• [Written request]: Output the data exactly, with every line intact.

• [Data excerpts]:
+ + + + +

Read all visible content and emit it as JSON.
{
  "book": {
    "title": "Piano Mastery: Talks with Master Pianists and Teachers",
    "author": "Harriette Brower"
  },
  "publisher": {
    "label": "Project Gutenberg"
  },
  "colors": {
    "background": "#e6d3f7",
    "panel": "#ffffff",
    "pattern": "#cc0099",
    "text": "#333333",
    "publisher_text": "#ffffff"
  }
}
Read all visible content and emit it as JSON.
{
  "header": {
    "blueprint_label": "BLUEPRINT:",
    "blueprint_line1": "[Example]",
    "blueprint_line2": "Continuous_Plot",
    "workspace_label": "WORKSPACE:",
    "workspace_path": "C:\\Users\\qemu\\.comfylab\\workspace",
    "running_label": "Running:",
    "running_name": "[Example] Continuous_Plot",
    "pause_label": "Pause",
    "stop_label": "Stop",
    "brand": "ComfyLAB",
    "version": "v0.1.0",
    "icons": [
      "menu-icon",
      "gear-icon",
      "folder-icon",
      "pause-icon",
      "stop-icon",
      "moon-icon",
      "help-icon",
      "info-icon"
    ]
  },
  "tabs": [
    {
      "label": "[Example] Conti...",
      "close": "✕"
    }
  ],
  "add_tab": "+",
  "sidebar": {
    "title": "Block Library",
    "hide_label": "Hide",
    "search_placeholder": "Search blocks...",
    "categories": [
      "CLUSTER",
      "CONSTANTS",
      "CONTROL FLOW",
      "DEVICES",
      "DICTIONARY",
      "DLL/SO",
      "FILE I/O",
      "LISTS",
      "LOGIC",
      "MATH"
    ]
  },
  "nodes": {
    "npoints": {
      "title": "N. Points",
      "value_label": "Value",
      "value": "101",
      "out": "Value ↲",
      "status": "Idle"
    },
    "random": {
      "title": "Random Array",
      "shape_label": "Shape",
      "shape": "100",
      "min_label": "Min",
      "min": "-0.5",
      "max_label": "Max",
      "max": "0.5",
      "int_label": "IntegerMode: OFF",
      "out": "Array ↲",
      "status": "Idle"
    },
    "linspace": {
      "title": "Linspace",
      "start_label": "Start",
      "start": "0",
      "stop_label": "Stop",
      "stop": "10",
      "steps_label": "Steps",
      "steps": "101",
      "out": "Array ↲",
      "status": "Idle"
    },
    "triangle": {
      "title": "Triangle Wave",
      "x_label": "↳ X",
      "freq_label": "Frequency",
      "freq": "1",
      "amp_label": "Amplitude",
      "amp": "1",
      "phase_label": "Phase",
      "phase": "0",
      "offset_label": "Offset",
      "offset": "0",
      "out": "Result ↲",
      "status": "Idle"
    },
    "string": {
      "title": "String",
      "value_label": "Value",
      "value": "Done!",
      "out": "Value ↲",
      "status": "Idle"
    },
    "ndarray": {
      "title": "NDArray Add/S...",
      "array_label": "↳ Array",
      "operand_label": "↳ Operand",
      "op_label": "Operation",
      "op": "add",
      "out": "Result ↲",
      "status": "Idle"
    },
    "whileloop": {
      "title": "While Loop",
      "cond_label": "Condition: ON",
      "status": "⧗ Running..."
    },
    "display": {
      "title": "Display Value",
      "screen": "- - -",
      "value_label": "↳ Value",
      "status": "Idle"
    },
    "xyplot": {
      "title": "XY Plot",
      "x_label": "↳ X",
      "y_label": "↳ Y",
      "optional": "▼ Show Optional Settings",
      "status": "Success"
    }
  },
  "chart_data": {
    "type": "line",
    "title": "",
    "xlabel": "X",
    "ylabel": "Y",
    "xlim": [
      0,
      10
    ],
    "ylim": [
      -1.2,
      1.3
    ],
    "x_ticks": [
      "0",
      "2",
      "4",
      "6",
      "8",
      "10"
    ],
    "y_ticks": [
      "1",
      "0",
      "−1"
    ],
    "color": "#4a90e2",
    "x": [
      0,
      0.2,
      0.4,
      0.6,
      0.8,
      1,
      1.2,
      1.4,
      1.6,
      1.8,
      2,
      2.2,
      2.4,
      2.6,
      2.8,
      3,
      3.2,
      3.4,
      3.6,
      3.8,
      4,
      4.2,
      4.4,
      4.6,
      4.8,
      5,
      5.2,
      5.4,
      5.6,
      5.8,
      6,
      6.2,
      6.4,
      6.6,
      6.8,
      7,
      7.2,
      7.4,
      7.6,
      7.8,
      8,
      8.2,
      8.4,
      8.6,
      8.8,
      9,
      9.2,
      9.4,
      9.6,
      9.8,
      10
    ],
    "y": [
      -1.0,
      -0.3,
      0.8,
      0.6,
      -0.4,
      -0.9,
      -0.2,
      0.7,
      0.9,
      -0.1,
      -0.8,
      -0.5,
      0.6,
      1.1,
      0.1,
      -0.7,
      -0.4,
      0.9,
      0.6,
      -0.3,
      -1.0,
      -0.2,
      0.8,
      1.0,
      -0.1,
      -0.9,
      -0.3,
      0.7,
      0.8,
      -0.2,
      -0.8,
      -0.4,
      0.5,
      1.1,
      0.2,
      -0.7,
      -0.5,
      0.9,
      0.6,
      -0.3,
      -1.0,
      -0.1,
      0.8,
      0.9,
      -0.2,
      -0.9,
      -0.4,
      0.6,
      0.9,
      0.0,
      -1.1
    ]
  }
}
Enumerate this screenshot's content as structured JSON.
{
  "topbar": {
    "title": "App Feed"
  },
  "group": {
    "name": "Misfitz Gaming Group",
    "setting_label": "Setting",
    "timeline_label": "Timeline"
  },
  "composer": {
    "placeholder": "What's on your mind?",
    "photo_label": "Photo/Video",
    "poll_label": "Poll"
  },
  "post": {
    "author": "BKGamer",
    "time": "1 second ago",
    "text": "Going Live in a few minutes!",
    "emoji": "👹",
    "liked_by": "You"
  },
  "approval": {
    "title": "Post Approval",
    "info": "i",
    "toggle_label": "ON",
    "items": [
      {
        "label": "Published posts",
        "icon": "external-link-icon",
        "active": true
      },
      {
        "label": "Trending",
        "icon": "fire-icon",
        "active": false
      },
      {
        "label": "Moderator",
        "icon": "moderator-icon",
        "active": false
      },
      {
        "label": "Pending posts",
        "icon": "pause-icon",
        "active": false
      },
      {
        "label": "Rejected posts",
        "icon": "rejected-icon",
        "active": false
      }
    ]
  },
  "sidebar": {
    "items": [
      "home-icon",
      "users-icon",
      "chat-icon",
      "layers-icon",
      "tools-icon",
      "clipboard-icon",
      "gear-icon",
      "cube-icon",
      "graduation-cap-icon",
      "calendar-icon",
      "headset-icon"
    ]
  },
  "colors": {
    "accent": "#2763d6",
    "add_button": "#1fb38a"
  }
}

+ + + + +

• [Solved exercise]:
Read all visible content and emit it as JSON.
{
  "book": {
    "title": "Piano Mastery: Talks with Master Pianists and Teachers",
    "author": "Harriette Brower"
  },
  "publisher": {
    "label": "Project Gutenberg"
  },
  "colors": {
    "background": "#e6d3f7",
    "panel": "#ffffff",
    "pattern": "#cc0099",
    "text": "#333333",
    "publisher_text": "#ffffff"
  }
}
Read all visible content and emit it as JSON.
{
  "header": {
    "blueprint_label": "BLUEPRINT:",
    "blueprint_line1": "[Example]",
    "blueprint_line2": "Continuous_Plot",
    "workspace_label": "WORKSPACE:",
    "workspace_path": "C:\\Users\\qemu\\.comfylab\\workspace",
    "running_label": "Running:",
    "running_name": "[Example] Continuous_Plot",
    "pause_label": "Pause",
    "stop_label": "Stop",
    "brand": "ComfyLAB",
    "version": "v0.1.0",
    "icons": [
      "menu-icon",
      "gear-icon",
      "folder-icon",
      "pause-icon",
      "stop-icon",
      "moon-icon",
      "help-icon",
      "info-icon"
    ]
  },
  "tabs": [
    {
      "label": "[Example] Conti...",
      "close": "✕"
    }
  ],
  "add_tab": "+",
  "sidebar": {
    "title": "Block Library",
    "hide_label": "Hide",
    "search_placeholder": "Search blocks...",
    "categories": [
      "CLUSTER",
      "CONSTANTS",
      "CONTROL FLOW",
      "DEVICES",
      "DICTIONARY",
      "DLL/SO",
      "FILE I/O",
      "LISTS",
      "LOGIC",
      "MATH"
    ]
  },
  "nodes": {
    "npoints": {
      "title": "N. Points",
      "value_label": "Value",
      "value": "101",
      "out": "Value ↲",
      "status": "Idle"
    },
    "random": {
      "title": "Random Array",
      "shape_label": "Shape",
      "shape": "100",
      "min_label": "Min",
      "min": "-0.5",
      "max_label": "Max",
      "max": "0.5",
      "int_label": "IntegerMode: OFF",
      "out": "Array ↲",
      "status": "Idle"
    },
    "linspace": {
      "title": "Linspace",
      "start_label": "Start",
      "start": "0",
      "stop_label": "Stop",
      "stop": "10",
      "steps_label": "Steps",
      "steps": "101",
      "out": "Array ↲",
      "status": "Idle"
    },
    "triangle": {
      "title": "Triangle Wave",
      "x_label": "↳ X",
      "freq_label": "Frequency",
      "freq": "1",
      "amp_label": "Amplitude",
      "amp": "1",
      "phase_label": "Phase",
      "phase": "0",
      "offset_label": "Offset",
      "offset": "0",
      "out": "Result ↲",
      "status": "Idle"
    },
    "string": {
      "title": "String",
      "value_label": "Value",
      "value": "Done!",
      "out": "Value ↲",
      "status": "Idle"
    },
    "ndarray": {
      "title": "NDArray Add/S...",
      "array_label": "↳ Array",
      "operand_label": "↳ Operand",
      "op_label": "Operation",
      "op": "add",
      "out": "Result ↲",
      "status": "Idle"
    },
    "whileloop": {
      "title": "While Loop",
      "cond_label": "Condition: ON",
      "status": "⧗ Running..."
    },
    "display": {
      "title": "Display Value",
      "screen": "- - -",
      "value_label": "↳ Value",
      "status": "Idle"
    },
    "xyplot": {
      "title": "XY Plot",
      "x_label": "↳ X",
      "y_label": "↳ Y",
      "optional": "▼ Show Optional Settings",
      "status": "Success"
    }
  },
  "chart_data": {
    "type": "line",
    "title": "",
    "xlabel": "X",
    "ylabel": "Y",
    "xlim": [
      0,
      10
    ],
    "ylim": [
      -1.2,
      1.3
    ],
    "x_ticks": [
      "0",
      "2",
      "4",
      "6",
      "8",
      "10"
    ],
    "y_ticks": [
      "1",
      "0",
      "−1"
    ],
    "color": "#4a90e2",
    "x": [
      0,
      0.2,
      0.4,
      0.6,
      0.8,
      1,
      1.2,
      1.4,
      1.6,
      1.8,
      2,
      2.2,
      2.4,
      2.6,
      2.8,
      3,
      3.2,
      3.4,
      3.6,
      3.8,
      4,
      4.2,
      4.4,
      4.6,
      4.8,
      5,
      5.2,
      5.4,
      5.6,
      5.8,
      6,
      6.2,
      6.4,
      6.6,
      6.8,
      7,
      7.2,
      7.4,
      7.6,
      7.8,
      8,
      8.2,
      8.4,
      8.6,
      8.8,
      9,
      9.2,
      9.4,
      9.6,
      9.8,
      10
    ],
    "y": [
      -1.0,
      -0.3,
      0.8,
      0.6,
      -0.4,
      -0.9,
      -0.2,
      0.7,
      0.9,
      -0.1,
      -0.8,
      -0.5,
      0.6,
      1.1,
      0.1,
      -0.7,
      -0.4,
      0.9,
      0.6,
      -0.3,
      -1.0,
      -0.2,
      0.8,
      1.0,
      -0.1,
      -0.9,
      -0.3,
      0.7,
      0.8,
      -0.2,
      -0.8,
      -0.4,
      0.5,
      1.1,
      0.2,
      -0.7,
      -0.5,
      0.9,
      0.6,
      -0.3,
      -1.0,
      -0.1,
      0.8,
      0.9,
      -0.2,
      -0.9,
      -0.4,
      0.6,
      0.9,
      0.0,
      -1.1
    ]
  }
}
Enumerate this screenshot's content as structured JSON.
{
  "topbar": {
    "title": "App Feed"
  },
  "group": {
    "name": "Misfitz Gaming Group",
    "setting_label": "Setting",
    "timeline_label": "Timeline"
  },
  "composer": {
    "placeholder": "What's on your mind?",
    "photo_label": "Photo/Video",
    "poll_label": "Poll"
  },
  "post": {
    "author": "BKGamer",
    "time": "1 second ago",
    "text": "Going Live in a few minutes!",
    "emoji": "👹",
    "liked_by": "You"
  },
  "approval": {
    "title": "Post Approval",
    "info": "i",
    "toggle_label": "ON",
    "items": [
      {
        "label": "Published posts",
        "icon": "external-link-icon",
        "active": true
      },
      {
        "label": "Trending",
        "icon": "fire-icon",
        "active": false
      },
      {
        "label": "Moderator",
        "icon": "moderator-icon",
        "active": false
      },
      {
        "label": "Pending posts",
        "icon": "pause-icon",
        "active": false
      },
      {
        "label": "Rejected posts",
        "icon": "rejected-icon",
        "active": false
      }
    ]
  },
  "sidebar": {
    "items": [
      "home-icon",
      "users-icon",
      "chat-icon",
      "layers-icon",
      "tools-icon",
      "clipboard-icon",
      "gear-icon",
      "cube-icon",
      "graduation-cap-icon",
      "calendar-icon",
      "headset-icon"
    ]
  },
  "colors": {
    "accent": "#2763d6",
    "add_button": "#1fb38a"
  }
}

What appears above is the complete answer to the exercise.